Problem to work on:
Copy the full set of lines exactly as given.

[BEGIN Dataset extract]

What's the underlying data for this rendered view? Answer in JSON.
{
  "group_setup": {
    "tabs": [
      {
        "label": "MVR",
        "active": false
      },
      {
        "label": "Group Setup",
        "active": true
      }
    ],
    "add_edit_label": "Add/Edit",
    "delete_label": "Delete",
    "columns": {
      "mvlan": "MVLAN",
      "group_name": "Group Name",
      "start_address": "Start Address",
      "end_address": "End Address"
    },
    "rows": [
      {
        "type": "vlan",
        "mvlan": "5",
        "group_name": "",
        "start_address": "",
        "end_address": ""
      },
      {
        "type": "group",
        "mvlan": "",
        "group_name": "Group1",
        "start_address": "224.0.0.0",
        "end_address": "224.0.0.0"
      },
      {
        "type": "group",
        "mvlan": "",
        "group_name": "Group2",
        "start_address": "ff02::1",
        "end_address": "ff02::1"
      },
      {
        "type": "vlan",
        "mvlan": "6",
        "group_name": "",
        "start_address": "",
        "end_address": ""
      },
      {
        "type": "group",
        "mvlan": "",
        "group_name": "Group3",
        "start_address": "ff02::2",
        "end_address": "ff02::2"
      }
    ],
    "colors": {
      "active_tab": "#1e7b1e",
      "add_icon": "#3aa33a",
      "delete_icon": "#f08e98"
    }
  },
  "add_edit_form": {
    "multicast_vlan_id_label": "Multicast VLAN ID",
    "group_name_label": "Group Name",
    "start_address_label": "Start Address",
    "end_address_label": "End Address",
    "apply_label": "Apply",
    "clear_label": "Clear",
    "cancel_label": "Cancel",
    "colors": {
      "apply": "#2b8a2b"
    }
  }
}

[END Dataset extract]

Result of the task:
What's the underlying data for this rendered view? Answer in JSON.
{
  "group_setup": {
    "tabs": [
      {
        "label": "MVR",
        "active": false
      },
      {
        "label": "Group Setup",
        "active": true
      }
    ],
    "add_edit_label": "Add/Edit",
    "delete_label": "Delete",
    "columns": {
      "mvlan": "MVLAN",
      "group_name": "Group Name",
      "start_address": "Start Address",
      "end_address": "End Address"
    },
    "rows": [
      {
        "type": "vlan",
        "mvlan": "5",
        "group_name": "",
        "start_address": "",
        "end_address": ""
      },
      {
        "type": "group",
        "mvlan": "",
        "group_name": "Group1",
        "start_address": "224.0.0.0",
        "end_address": "224.0.0.0"
      },
      {
        "type": "group",
        "mvlan": "",
        "group_name": "Group2",
        "start_address": "ff02::1",
        "end_address": "ff02::1"
      },
      {
        "type": "vlan",
        "mvlan": "6",
        "group_name": "",
        "start_address": "",
        "end_address": ""
      },
      {
        "type": "group",
        "mvlan": "",
        "group_name": "Group3",
        "start_address": "ff02::2",
        "end_address": "ff02::2"
      }
    ],
    "colors": {
      "active_tab": "#1e7b1e",
      "add_icon": "#3aa33a",
      "delete_icon": "#f08e98"
    }
  },
  "add_edit_form": {
    "multicast_vlan_id_label": "Multicast VLAN ID",
    "group_name_label": "Group Name",
    "start_address_label": "Start Address",
    "end_address_label": "End Address",
    "apply_label": "Apply",
    "clear_label": "Clear",
    "cancel_label": "Cancel",
    "colors": {
      "apply": "#2b8a2b"
    }
  }
}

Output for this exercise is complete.